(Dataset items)
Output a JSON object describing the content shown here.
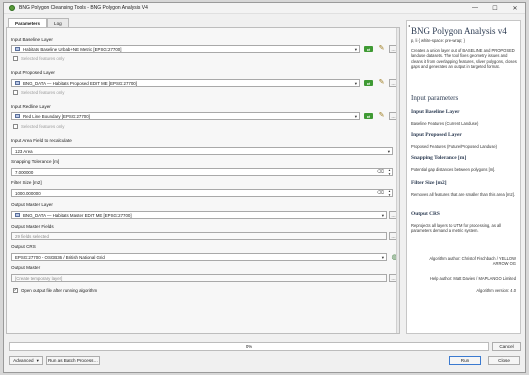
{
  "window": {
    "title": "BNG Polygon Cleansing Tools - BNG Polygon Analysis V4",
    "minimize": "—",
    "maximize": "☐",
    "close": "✕"
  },
  "tabs": [
    "Parameters",
    "Log"
  ],
  "params": {
    "baseline_label": "Input Baseline Layer",
    "baseline_value": "Habitats Baseline Urbab+NE Metric [EPSG:27700]",
    "baseline_selected": "Selected features only",
    "proposed_label": "Input Proposed Layer",
    "proposed_value": "BNG_DATA — Habitats Proposed EDIT ME [EPSG:27700]",
    "proposed_selected": "Selected features only",
    "redline_label": "Input Redline Layer",
    "redline_value": "Red Line Boundary [EPSG:27700]",
    "redline_selected": "Selected features only",
    "area_field_label": "Input Area Field to recalculate",
    "area_field_value": "123 Area",
    "snap_label": "Snapping Tolerance [m]",
    "snap_value": "7.000000",
    "filter_label": "Filter Size [m2]",
    "filter_value": "1000.000000",
    "master_layer_label": "Output Master Layer",
    "master_layer_value": "BNG_DATA — Habitats Master EDIT ME [EPSG:27700]",
    "master_fields_label": "Output Master Fields",
    "master_fields_value": "29 fields selected",
    "crs_label": "Output CRS",
    "crs_value": "EPSG:27700 - OSGB36 / British National Grid",
    "master_out_label": "Output Master",
    "master_out_placeholder": "[Create temporary layer]",
    "open_output": "Open output file after running algorithm",
    "dots": "…"
  },
  "help": {
    "collapse": "◂",
    "title": "BNG Polygon Analysis v4",
    "style_hint": "p, li { white-space: pre-wrap; }",
    "intro": "Creates a union layer out of BASELINE and PROPOSED landuse datasets. The tool fixes geometry issues and cleans it from overlapping features, sliver polygons, closes gaps and generates an output in targeted format.",
    "params_heading": "Input parameters",
    "baseline_heading": "Input Baseline Layer",
    "baseline_desc": "Baseline Features (Current Landuse)",
    "proposed_heading": "Input Proposed Layer",
    "proposed_desc": "Proposed Features (Future/Proposed Landuse)",
    "snap_heading": "Snapping Tolerance [m]",
    "snap_desc": "Potential gap distances between polygons [m].",
    "filter_heading": "Filter Size [m2]",
    "filter_desc": "Removes all features that are smaller than this area [m2].",
    "crs_heading": "Output CRS",
    "crs_desc": "Reprojects all layers to UTM for processing, as all parameters demand a metric system.",
    "author": "Algorithm author: Christof Fischbach / YELLOW ARROW OG",
    "help_author": "Help author: Matt Davies / MAPLANGO Limited",
    "version": "Algorithm version: 4.0"
  },
  "footer": {
    "progress": "0%",
    "progress_value": 0,
    "cancel": "Cancel",
    "advanced": "Advanced",
    "advanced_arrow": "▾",
    "batch": "Run as Batch Process…",
    "run": "Run",
    "close": "Close"
  }
}
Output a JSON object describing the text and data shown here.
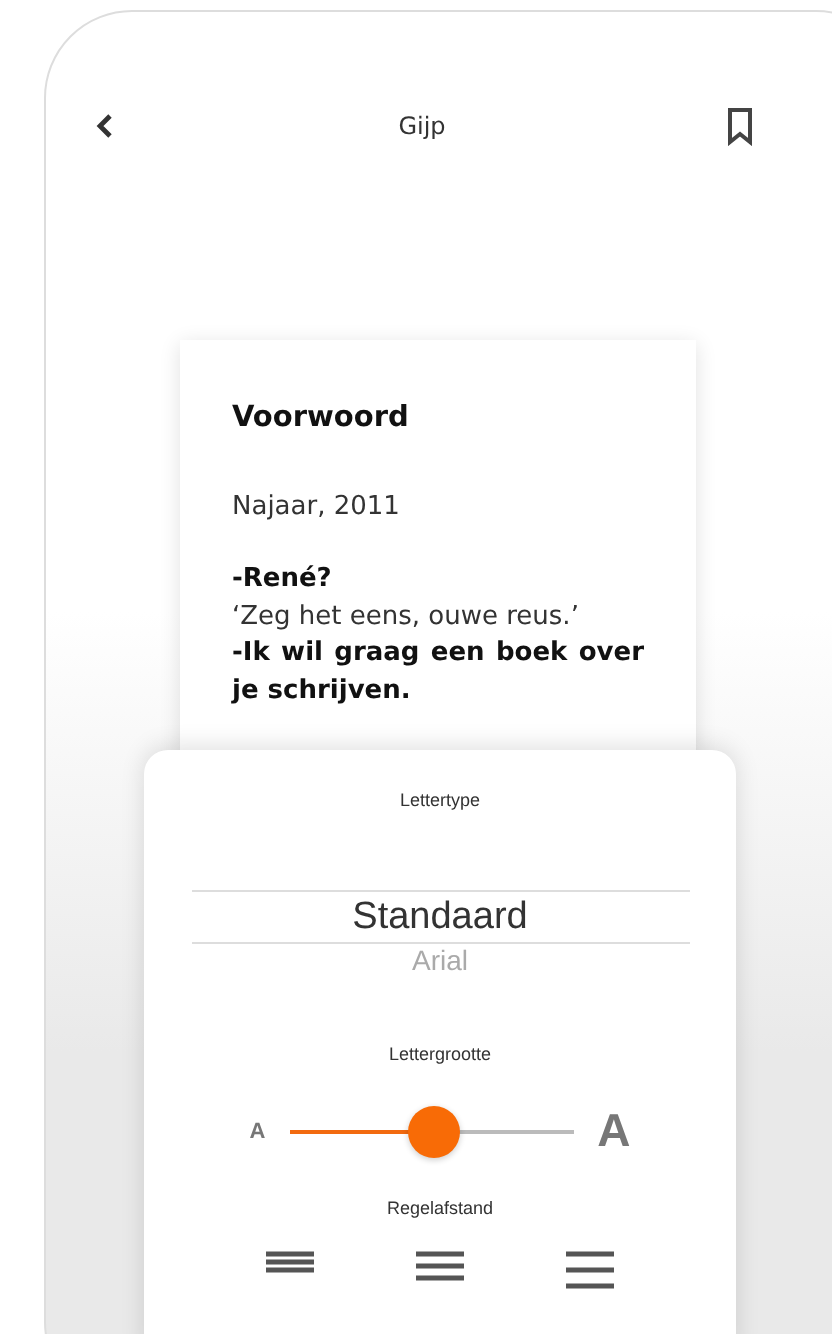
{
  "header": {
    "title": "Gijp"
  },
  "page": {
    "paragraphs": [
      {
        "text": "Voorwoord",
        "kind": "heading"
      },
      {
        "text": "Najaar, 2011",
        "kind": "plain"
      },
      {
        "text": "-René?",
        "kind": "bold"
      },
      {
        "text": "‘Zeg het eens, ouwe reus.’",
        "kind": "plain"
      },
      {
        "text": "-Ik wil graag een boek over je schrijven.",
        "kind": "bold"
      }
    ]
  },
  "settings": {
    "font_label": "Lettertype",
    "fonts": [
      {
        "label": "Standaard",
        "selected": true
      },
      {
        "label": "Arial",
        "selected": false
      }
    ],
    "size_label": "Lettergrootte",
    "size_small": "A",
    "size_large": "A",
    "size": {
      "level": 0.51
    },
    "spacing_label": "Regelafstand",
    "spacings": [
      {
        "kind": "narrow"
      },
      {
        "kind": "medium"
      },
      {
        "kind": "wide"
      }
    ]
  }
}
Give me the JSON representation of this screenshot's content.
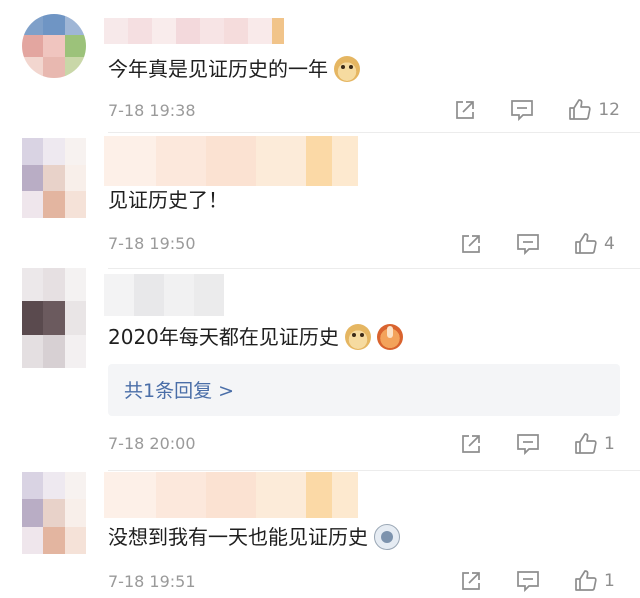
{
  "comments": [
    {
      "text": "今年真是见证历史的一年",
      "emojis": [
        "doge"
      ],
      "time": "7-18 19:38",
      "likes": "12"
    },
    {
      "text": "见证历史了！",
      "emojis": [],
      "time": "7-18 19:50",
      "likes": "4"
    },
    {
      "text": "2020年每天都在见证历史",
      "emojis": [
        "doge",
        "pray"
      ],
      "time": "7-18 20:00",
      "likes": "1",
      "reply_summary": "共1条回复 >"
    },
    {
      "text": "没想到我有一天也能见证历史",
      "emojis": [
        "bot"
      ],
      "time": "7-18 19:51",
      "likes": "1"
    }
  ],
  "icons": {
    "share": "share-icon",
    "comment": "comment-icon",
    "like": "thumbs-up-icon"
  },
  "colors": {
    "link": "#4a6ea8",
    "meta": "#9a9a9a",
    "icon": "#8e8e8e"
  }
}
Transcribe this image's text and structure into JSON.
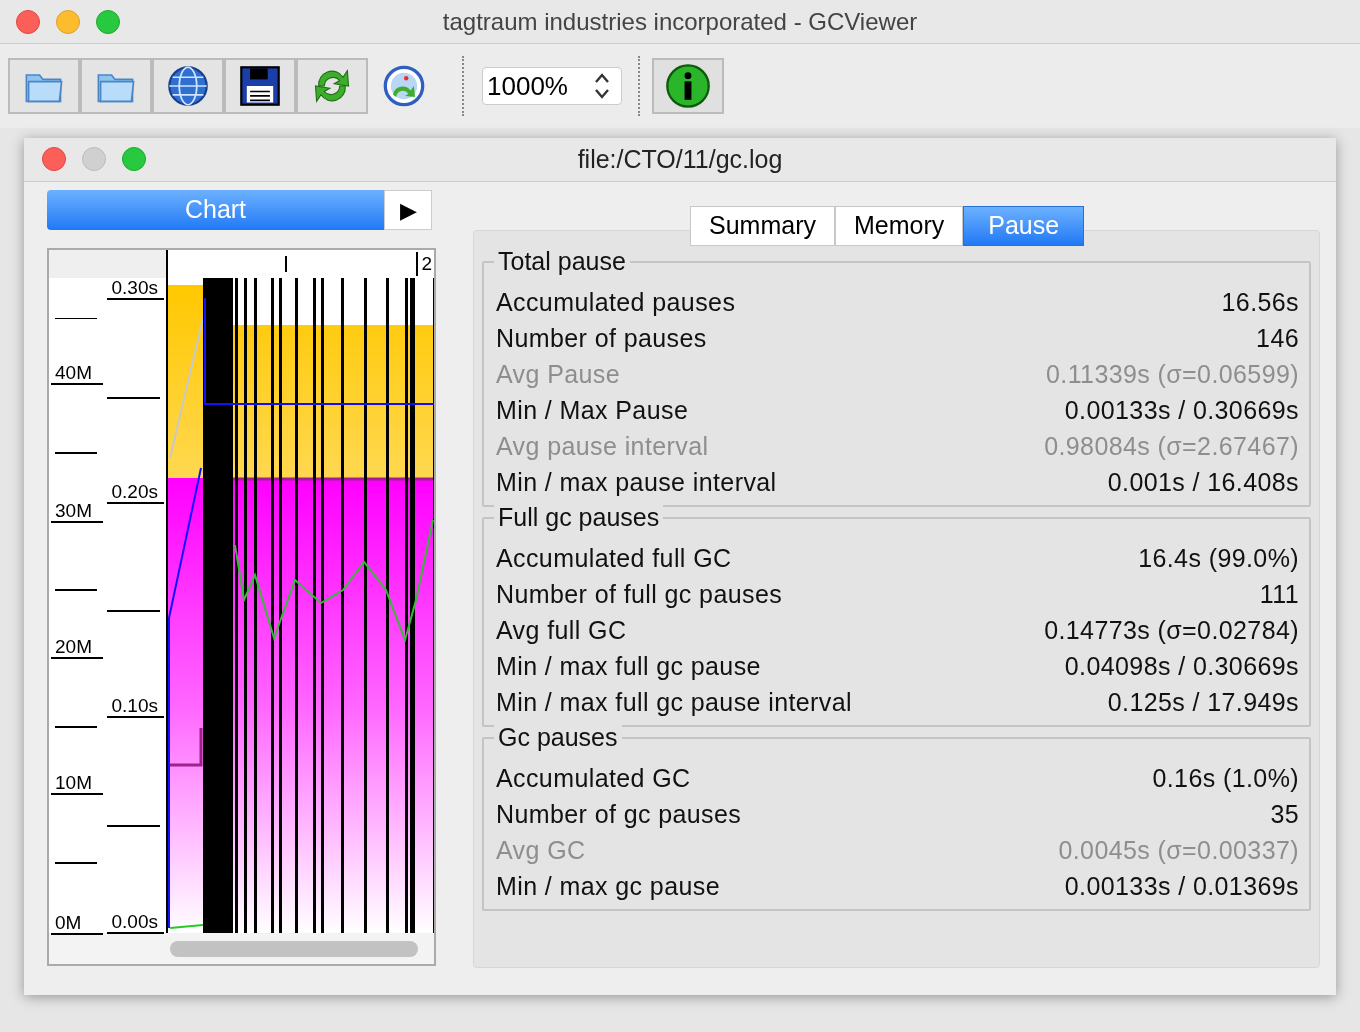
{
  "window": {
    "title": "tagtraum industries incorporated - GCViewer"
  },
  "toolbar": {
    "zoom": {
      "value": "1000%"
    }
  },
  "document": {
    "title": "file:/CTO/11/gc.log",
    "chart_panel": {
      "button": "Chart",
      "arrow": "▶",
      "top_labels": [
        "2"
      ],
      "memory_ticks": [
        "40M",
        "30M",
        "20M",
        "10M",
        "0M"
      ],
      "pause_ticks": [
        "0.30s",
        "0.20s",
        "0.10s",
        "0.00s"
      ]
    },
    "tabs": [
      {
        "label": "Summary",
        "selected": false
      },
      {
        "label": "Memory",
        "selected": false
      },
      {
        "label": "Pause",
        "selected": true
      }
    ],
    "groups": [
      {
        "title": "Total pause",
        "rows": [
          {
            "label": "Accumulated pauses",
            "value": "16.56s",
            "muted": false
          },
          {
            "label": "Number of pauses",
            "value": "146",
            "muted": false
          },
          {
            "label": "Avg Pause",
            "value": "0.11339s (σ=0.06599)",
            "muted": true
          },
          {
            "label": "Min / Max Pause",
            "value": "0.00133s / 0.30669s",
            "muted": false
          },
          {
            "label": "Avg pause interval",
            "value": "0.98084s (σ=2.67467)",
            "muted": true
          },
          {
            "label": "Min / max pause interval",
            "value": "0.001s / 16.408s",
            "muted": false
          }
        ]
      },
      {
        "title": "Full gc pauses",
        "rows": [
          {
            "label": "Accumulated full GC",
            "value": "16.4s (99.0%)",
            "muted": false
          },
          {
            "label": "Number of full gc pauses",
            "value": "111",
            "muted": false
          },
          {
            "label": "Avg full GC",
            "value": "0.14773s (σ=0.02784)",
            "muted": false
          },
          {
            "label": "Min / max full gc pause",
            "value": "0.04098s / 0.30669s",
            "muted": false
          },
          {
            "label": "Min / max full gc pause interval",
            "value": "0.125s / 17.949s",
            "muted": false
          }
        ]
      },
      {
        "title": "Gc pauses",
        "rows": [
          {
            "label": "Accumulated GC",
            "value": "0.16s (1.0%)",
            "muted": false
          },
          {
            "label": "Number of gc pauses",
            "value": "35",
            "muted": false
          },
          {
            "label": "Avg GC",
            "value": "0.0045s (σ=0.00337)",
            "muted": true
          },
          {
            "label": "Min / max gc pause",
            "value": "0.00133s / 0.01369s",
            "muted": false
          }
        ]
      }
    ]
  }
}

▶ **Task details**
Output a faithful copy of the data, with each picture left out.

▶ **Output below**
Output a JSON object describing the content shown here.
{
  "window": {
    "title": "BNG Polygon Cleansing Tools - BNG Polygon Analysis V4",
    "minimize": "—",
    "maximize": "☐",
    "close": "✕"
  },
  "tabs": [
    "Parameters",
    "Log"
  ],
  "params": {
    "baseline_label": "Input Baseline Layer",
    "baseline_value": "Habitats Baseline Urbab+NE Metric [EPSG:27700]",
    "baseline_selected": "Selected features only",
    "proposed_label": "Input Proposed Layer",
    "proposed_value": "BNG_DATA — Habitats Proposed EDIT ME [EPSG:27700]",
    "proposed_selected": "Selected features only",
    "redline_label": "Input Redline Layer",
    "redline_value": "Red Line Boundary [EPSG:27700]",
    "redline_selected": "Selected features only",
    "area_field_label": "Input Area Field to recalculate",
    "area_field_value": "123 Area",
    "snap_label": "Snapping Tolerance [m]",
    "snap_value": "7.000000",
    "filter_label": "Filter Size [m2]",
    "filter_value": "1000.000000",
    "master_layer_label": "Output Master Layer",
    "master_layer_value": "BNG_DATA — Habitats Master EDIT ME [EPSG:27700]",
    "master_fields_label": "Output Master Fields",
    "master_fields_value": "29 fields selected",
    "crs_label": "Output CRS",
    "crs_value": "EPSG:27700 - OSGB36 / British National Grid",
    "master_out_label": "Output Master",
    "master_out_placeholder": "[Create temporary layer]",
    "open_output": "Open output file after running algorithm",
    "dots": "…"
  },
  "help": {
    "collapse": "◂",
    "title": "BNG Polygon Analysis v4",
    "style_hint": "p, li { white-space: pre-wrap; }",
    "intro": "Creates a union layer out of BASELINE and PROPOSED landuse datasets. The tool fixes geometry issues and cleans it from overlapping features, sliver polygons, closes gaps and generates an output in targeted format.",
    "params_heading": "Input parameters",
    "baseline_heading": "Input Baseline Layer",
    "baseline_desc": "Baseline Features (Current Landuse)",
    "proposed_heading": "Input Proposed Layer",
    "proposed_desc": "Proposed Features (Future/Proposed Landuse)",
    "snap_heading": "Snapping Tolerance [m]",
    "snap_desc": "Potential gap distances between polygons [m].",
    "filter_heading": "Filter Size [m2]",
    "filter_desc": "Removes all features that are smaller than this area [m2].",
    "crs_heading": "Output CRS",
    "crs_desc": "Reprojects all layers to UTM for processing, as all parameters demand a metric system.",
    "author": "Algorithm author: Christof Fischbach / YELLOW ARROW OG",
    "help_author": "Help author: Matt Davies / MAPLANGO Limited",
    "version": "Algorithm version: 4.0"
  },
  "footer": {
    "progress": "0%",
    "progress_value": 0,
    "cancel": "Cancel",
    "advanced": "Advanced",
    "advanced_arrow": "▾",
    "batch": "Run as Batch Process…",
    "run": "Run",
    "close": "Close"
  }
}
Output a JSON object describing the text and data shown here.
{
  "header": {
    "title": "Gijp"
  },
  "page": {
    "paragraphs": [
      {
        "text": "Voorwoord",
        "kind": "heading"
      },
      {
        "text": "Najaar, 2011",
        "kind": "plain"
      },
      {
        "text": "-René?",
        "kind": "bold"
      },
      {
        "text": "‘Zeg het eens, ouwe reus.’",
        "kind": "plain"
      },
      {
        "text": "-Ik wil graag een boek over je schrijven.",
        "kind": "bold"
      }
    ]
  },
  "settings": {
    "font_label": "Lettertype",
    "fonts": [
      {
        "label": "Standaard",
        "selected": true
      },
      {
        "label": "Arial",
        "selected": false
      }
    ],
    "size_label": "Lettergrootte",
    "size_small": "A",
    "size_large": "A",
    "size": {
      "level": 0.51
    },
    "spacing_label": "Regelafstand",
    "spacings": [
      {
        "kind": "narrow"
      },
      {
        "kind": "medium"
      },
      {
        "kind": "wide"
      }
    ]
  }
}
Give me the JSON representation of this screenshot's content.
{
  "comments": [
    {
      "text": "今年真是见证历史的一年",
      "emojis": [
        "doge"
      ],
      "time": "7-18 19:38",
      "likes": "12"
    },
    {
      "text": "见证历史了！",
      "emojis": [],
      "time": "7-18 19:50",
      "likes": "4"
    },
    {
      "text": "2020年每天都在见证历史",
      "emojis": [
        "doge",
        "pray"
      ],
      "time": "7-18 20:00",
      "likes": "1",
      "reply_summary": "共1条回复 >"
    },
    {
      "text": "没想到我有一天也能见证历史",
      "emojis": [
        "bot"
      ],
      "time": "7-18 19:51",
      "likes": "1"
    }
  ],
  "icons": {
    "share": "share-icon",
    "comment": "comment-icon",
    "like": "thumbs-up-icon"
  },
  "colors": {
    "link": "#4a6ea8",
    "meta": "#9a9a9a",
    "icon": "#8e8e8e"
  }
}
Transcribe this image's text and structure into JSON.
{
  "window": {
    "title": "tagtraum industries incorporated - GCViewer"
  },
  "toolbar": {
    "zoom": {
      "value": "1000%"
    }
  },
  "document": {
    "title": "file:/CTO/11/gc.log",
    "chart_panel": {
      "button": "Chart",
      "arrow": "▶",
      "top_labels": [
        "2"
      ],
      "memory_ticks": [
        "40M",
        "30M",
        "20M",
        "10M",
        "0M"
      ],
      "pause_ticks": [
        "0.30s",
        "0.20s",
        "0.10s",
        "0.00s"
      ]
    },
    "tabs": [
      {
        "label": "Summary",
        "selected": false
      },
      {
        "label": "Memory",
        "selected": false
      },
      {
        "label": "Pause",
        "selected": true
      }
    ],
    "groups": [
      {
        "title": "Total pause",
        "rows": [
          {
            "label": "Accumulated pauses",
            "value": "16.56s",
            "muted": false
          },
          {
            "label": "Number of pauses",
            "value": "146",
            "muted": false
          },
          {
            "label": "Avg Pause",
            "value": "0.11339s (σ=0.06599)",
            "muted": true
          },
          {
            "label": "Min / Max Pause",
            "value": "0.00133s / 0.30669s",
            "muted": false
          },
          {
            "label": "Avg pause interval",
            "value": "0.98084s (σ=2.67467)",
            "muted": true
          },
          {
            "label": "Min / max pause interval",
            "value": "0.001s / 16.408s",
            "muted": false
          }
        ]
      },
      {
        "title": "Full gc pauses",
        "rows": [
          {
            "label": "Accumulated full GC",
            "value": "16.4s (99.0%)",
            "muted": false
          },
          {
            "label": "Number of full gc pauses",
            "value": "111",
            "muted": false
          },
          {
            "label": "Avg full GC",
            "value": "0.14773s (σ=0.02784)",
            "muted": false
          },
          {
            "label": "Min / max full gc pause",
            "value": "0.04098s / 0.30669s",
            "muted": false
          },
          {
            "label": "Min / max full gc pause interval",
            "value": "0.125s / 17.949s",
            "muted": false
          }
        ]
      },
      {
        "title": "Gc pauses",
        "rows": [
          {
            "label": "Accumulated GC",
            "value": "0.16s (1.0%)",
            "muted": false
          },
          {
            "label": "Number of gc pauses",
            "value": "35",
            "muted": false
          },
          {
            "label": "Avg GC",
            "value": "0.0045s (σ=0.00337)",
            "muted": true
          },
          {
            "label": "Min / max gc pause",
            "value": "0.00133s / 0.01369s",
            "muted": false
          }
        ]
      }
    ]
  }
}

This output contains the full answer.